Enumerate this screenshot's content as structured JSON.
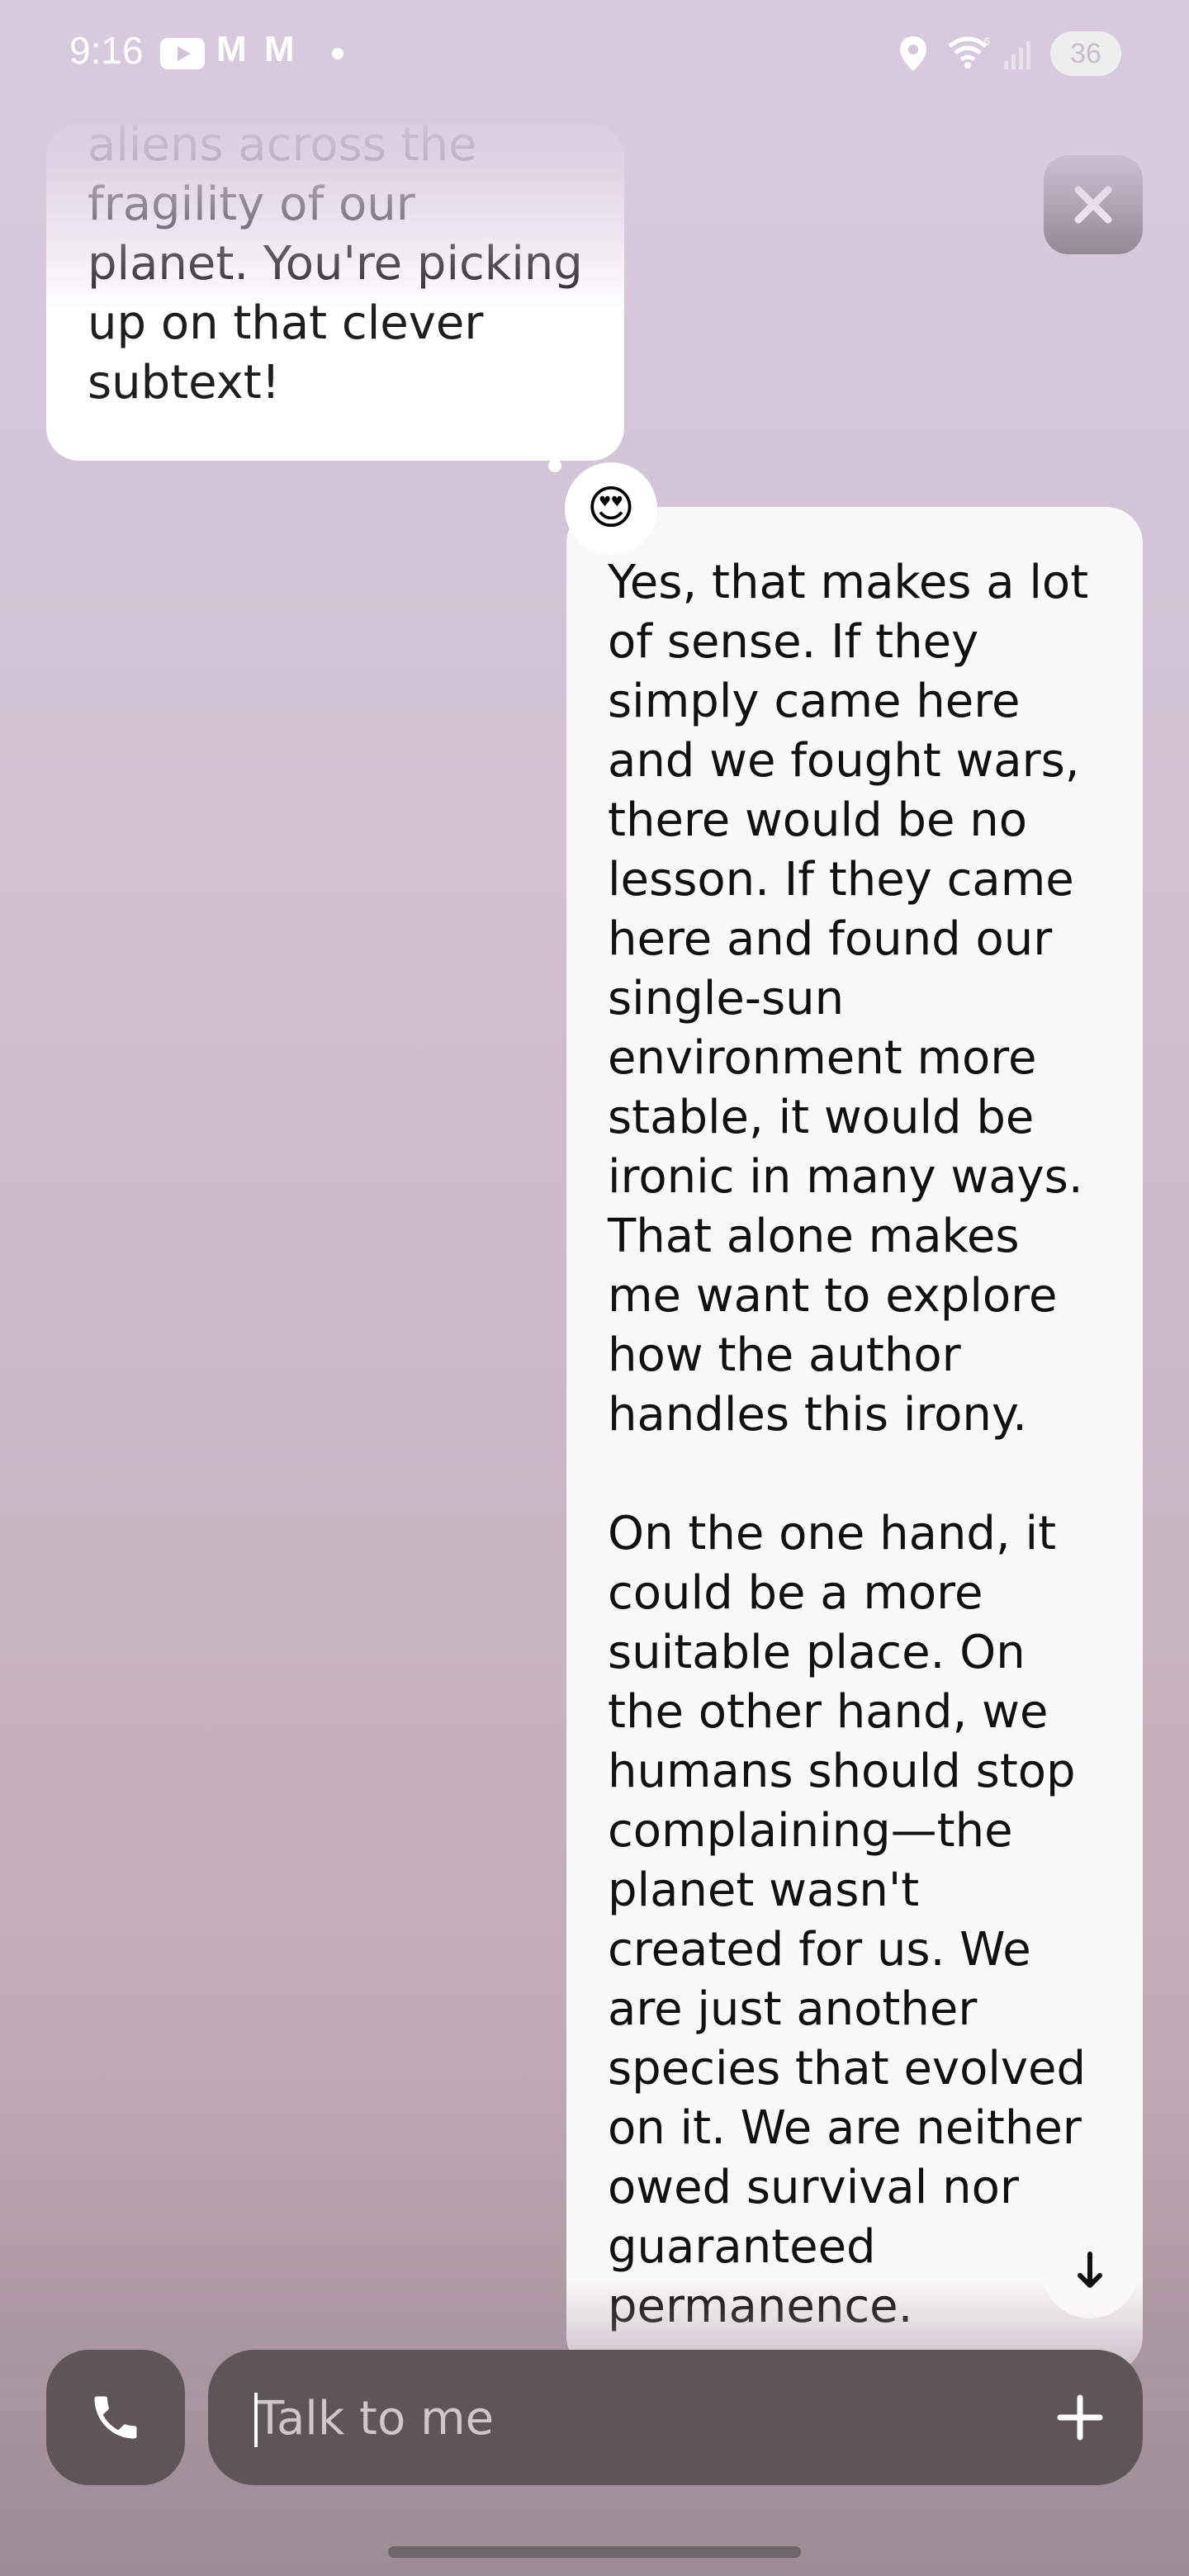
{
  "status_bar": {
    "time": "9:16",
    "battery": "36",
    "gmail_1": "M",
    "gmail_2": "M"
  },
  "chat": {
    "ai_message": "aliens across the fragility of our planet. You're picking up on that clever subtext!",
    "reaction_emoji": "😍",
    "user_message_p1": "Yes, that makes a lot of sense. If they simply came here and we fought wars, there would be no lesson. If they came here and found our single-sun environment more stable, it would be ironic in many ways. That alone makes me want to explore how the author handles this irony.",
    "user_message_p2": "On the one hand, it could be a more suitable place. On the other hand, we humans should stop complaining—the planet wasn't created for us. We are just another species that evolved on it. We are neither owed survival nor guaranteed permanence."
  },
  "composer": {
    "placeholder": "Talk to me"
  },
  "icons": {
    "close": "close-icon",
    "phone": "phone-icon",
    "plus": "plus-icon",
    "scroll_down": "arrow-down-icon"
  },
  "colors": {
    "bubble": "#ffffff",
    "bar": "#5e5558"
  }
}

___

◆ **To be done**:
Return the material word for word. Pictures are not part of the copy.

◆ **Output below**:
Enumerate this screenshot's content as structured JSON.
{
  "status_bar": {
    "time": "9:16",
    "battery": "36",
    "gmail_1": "M",
    "gmail_2": "M"
  },
  "chat": {
    "ai_message": "aliens across the fragility of our planet. You're picking up on that clever subtext!",
    "reaction_emoji": "😍",
    "user_message_p1": "Yes, that makes a lot of sense. If they simply came here and we fought wars, there would be no lesson. If they came here and found our single-sun environment more stable, it would be ironic in many ways. That alone makes me want to explore how the author handles this irony.",
    "user_message_p2": "On the one hand, it could be a more suitable place. On the other hand, we humans should stop complaining—the planet wasn't created for us. We are just another species that evolved on it. We are neither owed survival nor guaranteed permanence."
  },
  "composer": {
    "placeholder": "Talk to me"
  },
  "icons": {
    "close": "close-icon",
    "phone": "phone-icon",
    "plus": "plus-icon",
    "scroll_down": "arrow-down-icon"
  },
  "colors": {
    "bubble": "#ffffff",
    "bar": "#5e5558"
  }
}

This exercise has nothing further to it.